* Data shown *
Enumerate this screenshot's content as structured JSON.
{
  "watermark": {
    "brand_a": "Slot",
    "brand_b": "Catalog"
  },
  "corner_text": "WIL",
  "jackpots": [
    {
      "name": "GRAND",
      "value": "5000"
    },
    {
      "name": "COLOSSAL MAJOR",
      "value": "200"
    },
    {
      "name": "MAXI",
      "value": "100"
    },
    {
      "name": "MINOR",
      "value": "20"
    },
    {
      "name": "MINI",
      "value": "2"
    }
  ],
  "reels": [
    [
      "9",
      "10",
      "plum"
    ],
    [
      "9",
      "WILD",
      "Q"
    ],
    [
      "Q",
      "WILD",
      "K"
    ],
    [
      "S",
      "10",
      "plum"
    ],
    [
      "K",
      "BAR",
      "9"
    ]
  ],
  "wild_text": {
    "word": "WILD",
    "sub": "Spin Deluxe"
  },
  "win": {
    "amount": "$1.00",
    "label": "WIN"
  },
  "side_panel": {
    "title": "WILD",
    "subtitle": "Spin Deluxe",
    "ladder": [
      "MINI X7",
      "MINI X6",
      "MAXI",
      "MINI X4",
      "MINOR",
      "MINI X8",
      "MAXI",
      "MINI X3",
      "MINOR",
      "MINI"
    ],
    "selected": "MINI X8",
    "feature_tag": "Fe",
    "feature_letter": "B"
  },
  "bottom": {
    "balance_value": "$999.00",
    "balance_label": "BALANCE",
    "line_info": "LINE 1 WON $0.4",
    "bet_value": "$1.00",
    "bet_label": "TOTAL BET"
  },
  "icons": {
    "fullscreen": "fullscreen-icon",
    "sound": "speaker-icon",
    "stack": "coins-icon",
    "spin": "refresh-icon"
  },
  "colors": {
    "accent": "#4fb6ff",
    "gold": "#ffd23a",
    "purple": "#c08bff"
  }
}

* What this task involves *
Print all of the entries again, exactly as written.

* Task result *
Enumerate this screenshot's content as structured JSON.
{
  "watermark": {
    "brand_a": "Slot",
    "brand_b": "Catalog"
  },
  "corner_text": "WIL",
  "jackpots": [
    {
      "name": "GRAND",
      "value": "5000"
    },
    {
      "name": "COLOSSAL MAJOR",
      "value": "200"
    },
    {
      "name": "MAXI",
      "value": "100"
    },
    {
      "name": "MINOR",
      "value": "20"
    },
    {
      "name": "MINI",
      "value": "2"
    }
  ],
  "reels": [
    [
      "9",
      "10",
      "plum"
    ],
    [
      "9",
      "WILD",
      "Q"
    ],
    [
      "Q",
      "WILD",
      "K"
    ],
    [
      "S",
      "10",
      "plum"
    ],
    [
      "K",
      "BAR",
      "9"
    ]
  ],
  "wild_text": {
    "word": "WILD",
    "sub": "Spin Deluxe"
  },
  "win": {
    "amount": "$1.00",
    "label": "WIN"
  },
  "side_panel": {
    "title": "WILD",
    "subtitle": "Spin Deluxe",
    "ladder": [
      "MINI X7",
      "MINI X6",
      "MAXI",
      "MINI X4",
      "MINOR",
      "MINI X8",
      "MAXI",
      "MINI X3",
      "MINOR",
      "MINI"
    ],
    "selected": "MINI X8",
    "feature_tag": "Fe",
    "feature_letter": "B"
  },
  "bottom": {
    "balance_value": "$999.00",
    "balance_label": "BALANCE",
    "line_info": "LINE 1 WON $0.4",
    "bet_value": "$1.00",
    "bet_label": "TOTAL BET"
  },
  "icons": {
    "fullscreen": "fullscreen-icon",
    "sound": "speaker-icon",
    "stack": "coins-icon",
    "spin": "refresh-icon"
  },
  "colors": {
    "accent": "#4fb6ff",
    "gold": "#ffd23a",
    "purple": "#c08bff"
  }
}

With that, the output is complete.